Given problem - Scan the data below for the string "into". Show every line where it turns up.

----- Extracted information

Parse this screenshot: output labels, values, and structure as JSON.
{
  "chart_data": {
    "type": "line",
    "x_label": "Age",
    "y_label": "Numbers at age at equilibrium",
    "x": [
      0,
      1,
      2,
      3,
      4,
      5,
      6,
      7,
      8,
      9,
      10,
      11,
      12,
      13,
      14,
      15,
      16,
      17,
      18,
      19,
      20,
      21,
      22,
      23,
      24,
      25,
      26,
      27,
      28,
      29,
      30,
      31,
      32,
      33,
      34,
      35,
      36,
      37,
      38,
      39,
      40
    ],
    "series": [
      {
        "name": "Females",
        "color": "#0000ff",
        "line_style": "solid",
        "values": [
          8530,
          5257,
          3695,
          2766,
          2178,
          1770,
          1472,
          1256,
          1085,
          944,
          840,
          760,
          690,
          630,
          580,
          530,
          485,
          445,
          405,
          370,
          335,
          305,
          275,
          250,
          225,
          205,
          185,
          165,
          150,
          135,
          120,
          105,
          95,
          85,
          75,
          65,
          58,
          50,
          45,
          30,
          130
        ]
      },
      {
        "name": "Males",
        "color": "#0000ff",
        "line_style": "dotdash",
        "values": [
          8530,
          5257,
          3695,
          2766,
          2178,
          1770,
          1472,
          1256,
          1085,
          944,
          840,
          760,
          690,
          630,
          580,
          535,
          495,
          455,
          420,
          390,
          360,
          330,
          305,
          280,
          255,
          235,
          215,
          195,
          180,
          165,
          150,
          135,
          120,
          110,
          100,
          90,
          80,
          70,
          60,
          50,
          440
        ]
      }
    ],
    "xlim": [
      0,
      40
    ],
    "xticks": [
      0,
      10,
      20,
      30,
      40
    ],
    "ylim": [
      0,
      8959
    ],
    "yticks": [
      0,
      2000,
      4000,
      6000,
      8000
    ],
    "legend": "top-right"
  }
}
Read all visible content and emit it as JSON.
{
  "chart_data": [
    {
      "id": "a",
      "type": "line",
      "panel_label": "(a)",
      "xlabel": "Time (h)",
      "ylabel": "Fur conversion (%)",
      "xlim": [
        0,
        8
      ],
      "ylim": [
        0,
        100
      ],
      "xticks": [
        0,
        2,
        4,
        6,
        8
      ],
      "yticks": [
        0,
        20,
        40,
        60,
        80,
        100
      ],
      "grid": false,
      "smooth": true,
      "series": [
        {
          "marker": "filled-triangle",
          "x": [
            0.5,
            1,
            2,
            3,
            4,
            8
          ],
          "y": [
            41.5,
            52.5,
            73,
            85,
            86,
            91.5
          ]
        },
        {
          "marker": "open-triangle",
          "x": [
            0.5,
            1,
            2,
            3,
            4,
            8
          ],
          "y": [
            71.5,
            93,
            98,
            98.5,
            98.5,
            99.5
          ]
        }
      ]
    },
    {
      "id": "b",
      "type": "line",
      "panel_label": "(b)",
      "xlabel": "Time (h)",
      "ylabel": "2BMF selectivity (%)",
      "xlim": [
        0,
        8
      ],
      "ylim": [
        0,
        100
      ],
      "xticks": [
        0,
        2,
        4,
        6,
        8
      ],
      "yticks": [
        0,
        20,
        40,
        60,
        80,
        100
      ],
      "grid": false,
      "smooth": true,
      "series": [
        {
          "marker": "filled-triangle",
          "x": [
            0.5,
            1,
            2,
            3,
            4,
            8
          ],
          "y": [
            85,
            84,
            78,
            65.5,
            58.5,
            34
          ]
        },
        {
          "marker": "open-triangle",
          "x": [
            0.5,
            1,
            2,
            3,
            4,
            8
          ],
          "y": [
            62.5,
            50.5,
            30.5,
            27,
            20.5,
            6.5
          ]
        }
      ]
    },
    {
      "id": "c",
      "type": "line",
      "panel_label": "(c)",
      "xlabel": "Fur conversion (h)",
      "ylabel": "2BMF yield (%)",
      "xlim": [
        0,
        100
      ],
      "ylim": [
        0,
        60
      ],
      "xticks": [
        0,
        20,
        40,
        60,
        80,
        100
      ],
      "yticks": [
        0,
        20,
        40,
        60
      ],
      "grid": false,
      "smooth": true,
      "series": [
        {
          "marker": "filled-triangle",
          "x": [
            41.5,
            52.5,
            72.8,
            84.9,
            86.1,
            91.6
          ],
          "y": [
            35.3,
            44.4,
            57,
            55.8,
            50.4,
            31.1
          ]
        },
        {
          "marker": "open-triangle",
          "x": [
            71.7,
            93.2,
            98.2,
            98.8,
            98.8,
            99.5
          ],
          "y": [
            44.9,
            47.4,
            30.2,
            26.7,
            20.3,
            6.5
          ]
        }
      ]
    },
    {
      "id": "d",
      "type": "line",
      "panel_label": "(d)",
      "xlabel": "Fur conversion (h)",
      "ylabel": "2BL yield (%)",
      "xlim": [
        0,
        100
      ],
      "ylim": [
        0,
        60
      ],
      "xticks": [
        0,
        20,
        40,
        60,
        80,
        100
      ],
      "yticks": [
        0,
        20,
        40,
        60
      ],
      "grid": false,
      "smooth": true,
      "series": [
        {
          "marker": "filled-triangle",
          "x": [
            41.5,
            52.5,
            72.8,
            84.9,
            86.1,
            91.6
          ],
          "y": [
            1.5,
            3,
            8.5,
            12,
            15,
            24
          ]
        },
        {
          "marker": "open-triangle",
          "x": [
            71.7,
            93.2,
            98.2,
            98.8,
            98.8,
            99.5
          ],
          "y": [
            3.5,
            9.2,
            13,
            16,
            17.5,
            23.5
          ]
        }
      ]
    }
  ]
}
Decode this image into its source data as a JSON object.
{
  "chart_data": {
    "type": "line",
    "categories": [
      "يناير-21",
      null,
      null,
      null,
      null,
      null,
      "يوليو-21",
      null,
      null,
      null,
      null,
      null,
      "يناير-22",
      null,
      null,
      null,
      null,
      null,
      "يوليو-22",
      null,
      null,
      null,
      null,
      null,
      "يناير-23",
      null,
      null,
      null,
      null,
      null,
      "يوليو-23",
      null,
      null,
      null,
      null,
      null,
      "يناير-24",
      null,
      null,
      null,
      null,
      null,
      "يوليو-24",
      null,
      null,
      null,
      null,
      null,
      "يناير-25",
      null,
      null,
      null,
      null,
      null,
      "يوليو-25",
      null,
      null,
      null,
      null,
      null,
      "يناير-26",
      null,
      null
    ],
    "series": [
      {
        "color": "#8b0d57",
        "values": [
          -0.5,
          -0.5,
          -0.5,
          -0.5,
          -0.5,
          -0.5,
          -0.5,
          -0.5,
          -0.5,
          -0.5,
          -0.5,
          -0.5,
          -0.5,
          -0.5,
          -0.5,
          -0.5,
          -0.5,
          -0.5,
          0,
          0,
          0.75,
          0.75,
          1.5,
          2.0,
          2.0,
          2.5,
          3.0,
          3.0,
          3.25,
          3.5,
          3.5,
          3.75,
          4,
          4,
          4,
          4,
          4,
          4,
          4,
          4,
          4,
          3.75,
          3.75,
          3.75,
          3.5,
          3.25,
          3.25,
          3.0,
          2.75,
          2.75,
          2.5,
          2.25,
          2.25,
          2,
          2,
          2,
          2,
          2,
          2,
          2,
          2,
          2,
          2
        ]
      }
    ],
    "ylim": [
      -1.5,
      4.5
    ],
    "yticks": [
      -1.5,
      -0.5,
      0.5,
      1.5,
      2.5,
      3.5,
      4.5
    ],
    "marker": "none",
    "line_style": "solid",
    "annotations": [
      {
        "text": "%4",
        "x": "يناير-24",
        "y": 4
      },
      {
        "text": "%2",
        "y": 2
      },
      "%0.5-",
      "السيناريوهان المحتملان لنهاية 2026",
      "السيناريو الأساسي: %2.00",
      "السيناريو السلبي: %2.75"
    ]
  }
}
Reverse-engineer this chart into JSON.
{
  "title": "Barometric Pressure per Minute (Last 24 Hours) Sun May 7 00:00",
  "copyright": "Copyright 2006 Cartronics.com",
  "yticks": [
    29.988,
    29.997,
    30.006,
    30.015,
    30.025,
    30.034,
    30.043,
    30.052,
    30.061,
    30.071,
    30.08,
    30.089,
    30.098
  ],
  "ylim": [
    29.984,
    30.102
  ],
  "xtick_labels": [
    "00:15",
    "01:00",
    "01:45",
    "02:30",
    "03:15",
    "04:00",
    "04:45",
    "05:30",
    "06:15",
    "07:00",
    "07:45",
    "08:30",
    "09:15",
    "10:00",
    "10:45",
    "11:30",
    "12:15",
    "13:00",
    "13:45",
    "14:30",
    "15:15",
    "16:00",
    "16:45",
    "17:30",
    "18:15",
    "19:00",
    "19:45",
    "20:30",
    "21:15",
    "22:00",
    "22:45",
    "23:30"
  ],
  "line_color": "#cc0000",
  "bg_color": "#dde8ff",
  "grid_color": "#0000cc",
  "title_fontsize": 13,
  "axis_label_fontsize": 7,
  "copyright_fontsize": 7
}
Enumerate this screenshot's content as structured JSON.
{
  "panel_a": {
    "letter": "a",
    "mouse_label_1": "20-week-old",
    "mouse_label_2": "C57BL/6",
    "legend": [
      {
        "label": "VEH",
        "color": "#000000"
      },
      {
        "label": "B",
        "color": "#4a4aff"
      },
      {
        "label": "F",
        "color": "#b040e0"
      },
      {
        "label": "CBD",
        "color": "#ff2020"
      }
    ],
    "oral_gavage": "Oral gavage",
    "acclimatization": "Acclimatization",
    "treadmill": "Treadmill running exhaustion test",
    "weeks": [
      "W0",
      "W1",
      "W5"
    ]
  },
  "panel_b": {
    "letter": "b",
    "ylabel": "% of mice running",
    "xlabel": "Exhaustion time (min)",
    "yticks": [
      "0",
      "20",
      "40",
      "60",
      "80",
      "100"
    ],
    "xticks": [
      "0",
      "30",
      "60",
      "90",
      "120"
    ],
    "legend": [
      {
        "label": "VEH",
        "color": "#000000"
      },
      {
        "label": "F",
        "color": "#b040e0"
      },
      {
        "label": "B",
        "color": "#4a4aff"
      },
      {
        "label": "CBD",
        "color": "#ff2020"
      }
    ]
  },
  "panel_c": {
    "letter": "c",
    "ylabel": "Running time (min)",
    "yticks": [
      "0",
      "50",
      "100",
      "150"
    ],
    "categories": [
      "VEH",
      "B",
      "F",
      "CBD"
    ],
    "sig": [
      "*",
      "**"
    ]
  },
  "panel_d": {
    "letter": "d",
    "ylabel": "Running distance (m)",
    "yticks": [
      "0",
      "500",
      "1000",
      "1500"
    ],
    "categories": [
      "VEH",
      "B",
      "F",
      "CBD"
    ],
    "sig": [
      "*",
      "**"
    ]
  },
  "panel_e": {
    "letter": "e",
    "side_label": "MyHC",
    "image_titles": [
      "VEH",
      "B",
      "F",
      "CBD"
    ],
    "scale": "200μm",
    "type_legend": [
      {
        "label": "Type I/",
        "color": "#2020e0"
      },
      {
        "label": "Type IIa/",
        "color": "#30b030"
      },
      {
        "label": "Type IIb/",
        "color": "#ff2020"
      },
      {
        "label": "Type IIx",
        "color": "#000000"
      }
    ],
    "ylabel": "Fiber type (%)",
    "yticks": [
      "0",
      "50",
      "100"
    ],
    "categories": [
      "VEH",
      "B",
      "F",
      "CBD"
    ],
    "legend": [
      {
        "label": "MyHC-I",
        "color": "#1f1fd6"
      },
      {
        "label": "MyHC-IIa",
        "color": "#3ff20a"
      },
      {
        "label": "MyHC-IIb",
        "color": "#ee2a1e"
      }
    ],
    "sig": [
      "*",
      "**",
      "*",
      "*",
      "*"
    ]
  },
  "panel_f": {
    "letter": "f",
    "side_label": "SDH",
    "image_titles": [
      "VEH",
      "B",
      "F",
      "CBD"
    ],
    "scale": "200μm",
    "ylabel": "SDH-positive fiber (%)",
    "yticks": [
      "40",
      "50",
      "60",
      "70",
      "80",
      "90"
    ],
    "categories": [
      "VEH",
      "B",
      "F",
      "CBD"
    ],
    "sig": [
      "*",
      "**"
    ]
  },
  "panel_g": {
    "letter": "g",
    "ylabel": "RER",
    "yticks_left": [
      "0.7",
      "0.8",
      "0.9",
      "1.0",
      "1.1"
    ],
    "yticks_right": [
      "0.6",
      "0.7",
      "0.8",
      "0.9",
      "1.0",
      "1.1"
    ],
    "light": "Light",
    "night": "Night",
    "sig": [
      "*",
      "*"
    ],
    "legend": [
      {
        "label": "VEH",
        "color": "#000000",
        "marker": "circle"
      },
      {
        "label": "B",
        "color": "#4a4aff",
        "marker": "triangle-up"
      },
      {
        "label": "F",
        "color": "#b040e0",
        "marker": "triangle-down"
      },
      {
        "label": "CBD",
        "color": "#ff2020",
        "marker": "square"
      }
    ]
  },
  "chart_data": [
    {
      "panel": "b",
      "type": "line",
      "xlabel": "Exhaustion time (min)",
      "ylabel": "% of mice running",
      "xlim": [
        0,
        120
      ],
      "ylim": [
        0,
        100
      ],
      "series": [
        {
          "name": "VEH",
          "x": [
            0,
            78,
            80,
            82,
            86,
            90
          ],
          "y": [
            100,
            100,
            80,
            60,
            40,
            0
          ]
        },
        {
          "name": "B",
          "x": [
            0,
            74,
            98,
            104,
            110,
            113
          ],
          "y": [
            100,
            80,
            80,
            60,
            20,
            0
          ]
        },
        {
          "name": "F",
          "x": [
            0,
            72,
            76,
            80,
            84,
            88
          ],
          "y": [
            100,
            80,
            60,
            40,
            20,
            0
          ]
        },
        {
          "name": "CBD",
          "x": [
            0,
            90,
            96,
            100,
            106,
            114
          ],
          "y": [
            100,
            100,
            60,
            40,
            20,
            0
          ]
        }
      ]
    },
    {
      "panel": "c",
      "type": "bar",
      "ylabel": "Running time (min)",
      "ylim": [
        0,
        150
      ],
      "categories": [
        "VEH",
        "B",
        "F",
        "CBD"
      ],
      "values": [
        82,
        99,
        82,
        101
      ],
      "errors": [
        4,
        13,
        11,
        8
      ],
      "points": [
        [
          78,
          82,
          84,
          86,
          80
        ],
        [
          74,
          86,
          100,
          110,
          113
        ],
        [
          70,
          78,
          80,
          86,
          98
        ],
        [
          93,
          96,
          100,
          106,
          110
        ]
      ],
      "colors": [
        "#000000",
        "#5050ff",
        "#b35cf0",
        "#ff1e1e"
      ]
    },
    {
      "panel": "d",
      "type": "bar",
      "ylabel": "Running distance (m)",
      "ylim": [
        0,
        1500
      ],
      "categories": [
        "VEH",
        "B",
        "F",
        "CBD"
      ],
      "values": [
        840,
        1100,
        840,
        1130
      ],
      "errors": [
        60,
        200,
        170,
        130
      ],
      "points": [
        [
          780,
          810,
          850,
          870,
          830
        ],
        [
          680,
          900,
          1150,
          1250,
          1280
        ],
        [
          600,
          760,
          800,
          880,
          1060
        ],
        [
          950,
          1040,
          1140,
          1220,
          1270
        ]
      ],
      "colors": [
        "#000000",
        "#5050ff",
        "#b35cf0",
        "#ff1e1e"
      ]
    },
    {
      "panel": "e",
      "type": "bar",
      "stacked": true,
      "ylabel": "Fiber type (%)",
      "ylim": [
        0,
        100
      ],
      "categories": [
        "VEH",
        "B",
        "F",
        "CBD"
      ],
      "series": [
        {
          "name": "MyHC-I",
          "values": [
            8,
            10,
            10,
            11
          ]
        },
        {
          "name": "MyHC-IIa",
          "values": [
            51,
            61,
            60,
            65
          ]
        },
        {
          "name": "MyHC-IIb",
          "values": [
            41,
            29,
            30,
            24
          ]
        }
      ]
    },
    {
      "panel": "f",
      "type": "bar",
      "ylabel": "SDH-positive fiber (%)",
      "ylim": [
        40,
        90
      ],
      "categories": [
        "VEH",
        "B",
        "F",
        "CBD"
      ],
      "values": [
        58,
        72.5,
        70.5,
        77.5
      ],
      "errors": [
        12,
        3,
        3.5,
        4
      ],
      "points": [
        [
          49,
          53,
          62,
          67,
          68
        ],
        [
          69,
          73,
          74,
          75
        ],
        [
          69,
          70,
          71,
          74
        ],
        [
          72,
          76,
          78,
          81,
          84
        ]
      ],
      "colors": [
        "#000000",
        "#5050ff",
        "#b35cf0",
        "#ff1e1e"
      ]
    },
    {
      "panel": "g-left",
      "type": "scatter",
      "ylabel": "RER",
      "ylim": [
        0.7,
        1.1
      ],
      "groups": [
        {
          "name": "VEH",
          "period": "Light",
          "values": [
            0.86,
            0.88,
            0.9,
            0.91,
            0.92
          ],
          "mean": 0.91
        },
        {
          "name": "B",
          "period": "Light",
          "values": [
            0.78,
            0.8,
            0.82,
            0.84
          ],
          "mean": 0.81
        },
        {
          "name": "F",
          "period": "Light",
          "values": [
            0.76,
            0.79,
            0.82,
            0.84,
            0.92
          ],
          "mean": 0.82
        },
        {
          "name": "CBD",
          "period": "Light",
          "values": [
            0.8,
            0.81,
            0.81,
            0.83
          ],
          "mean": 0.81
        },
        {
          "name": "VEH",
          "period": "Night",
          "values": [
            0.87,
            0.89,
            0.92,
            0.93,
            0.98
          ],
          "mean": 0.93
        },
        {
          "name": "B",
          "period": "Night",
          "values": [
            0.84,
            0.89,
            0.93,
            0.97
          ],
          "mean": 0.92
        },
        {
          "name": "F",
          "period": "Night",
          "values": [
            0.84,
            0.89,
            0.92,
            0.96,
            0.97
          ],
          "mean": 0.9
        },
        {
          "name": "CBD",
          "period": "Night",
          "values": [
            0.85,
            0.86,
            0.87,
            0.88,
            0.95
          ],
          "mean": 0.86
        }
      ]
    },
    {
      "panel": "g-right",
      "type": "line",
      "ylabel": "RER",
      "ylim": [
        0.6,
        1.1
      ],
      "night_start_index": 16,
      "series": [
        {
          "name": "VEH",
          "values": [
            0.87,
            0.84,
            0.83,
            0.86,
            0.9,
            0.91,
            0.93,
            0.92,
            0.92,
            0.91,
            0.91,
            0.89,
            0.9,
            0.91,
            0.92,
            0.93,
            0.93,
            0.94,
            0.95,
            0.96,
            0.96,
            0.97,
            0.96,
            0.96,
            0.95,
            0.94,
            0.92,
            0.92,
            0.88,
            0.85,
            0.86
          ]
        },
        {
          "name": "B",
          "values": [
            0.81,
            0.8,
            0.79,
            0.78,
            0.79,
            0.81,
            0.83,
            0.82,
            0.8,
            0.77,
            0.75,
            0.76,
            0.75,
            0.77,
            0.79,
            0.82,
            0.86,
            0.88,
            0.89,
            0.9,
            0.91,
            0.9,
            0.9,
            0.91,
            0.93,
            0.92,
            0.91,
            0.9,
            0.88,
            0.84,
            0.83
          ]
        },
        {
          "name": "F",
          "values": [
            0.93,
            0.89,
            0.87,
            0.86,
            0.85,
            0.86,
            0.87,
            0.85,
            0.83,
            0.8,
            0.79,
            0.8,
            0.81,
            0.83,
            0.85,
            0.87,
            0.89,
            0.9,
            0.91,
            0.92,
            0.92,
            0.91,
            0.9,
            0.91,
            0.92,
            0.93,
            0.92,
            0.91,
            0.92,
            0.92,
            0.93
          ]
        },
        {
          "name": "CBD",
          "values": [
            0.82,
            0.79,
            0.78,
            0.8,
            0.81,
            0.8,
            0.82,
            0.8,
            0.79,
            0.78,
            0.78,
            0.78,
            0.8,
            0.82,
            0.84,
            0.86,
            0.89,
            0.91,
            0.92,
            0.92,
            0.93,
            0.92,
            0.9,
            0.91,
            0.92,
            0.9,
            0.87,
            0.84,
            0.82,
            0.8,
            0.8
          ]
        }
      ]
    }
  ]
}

----------

Exercise result -
Decode this image into its source data as a JSON object.
Reverse-engineer this chart into JSON.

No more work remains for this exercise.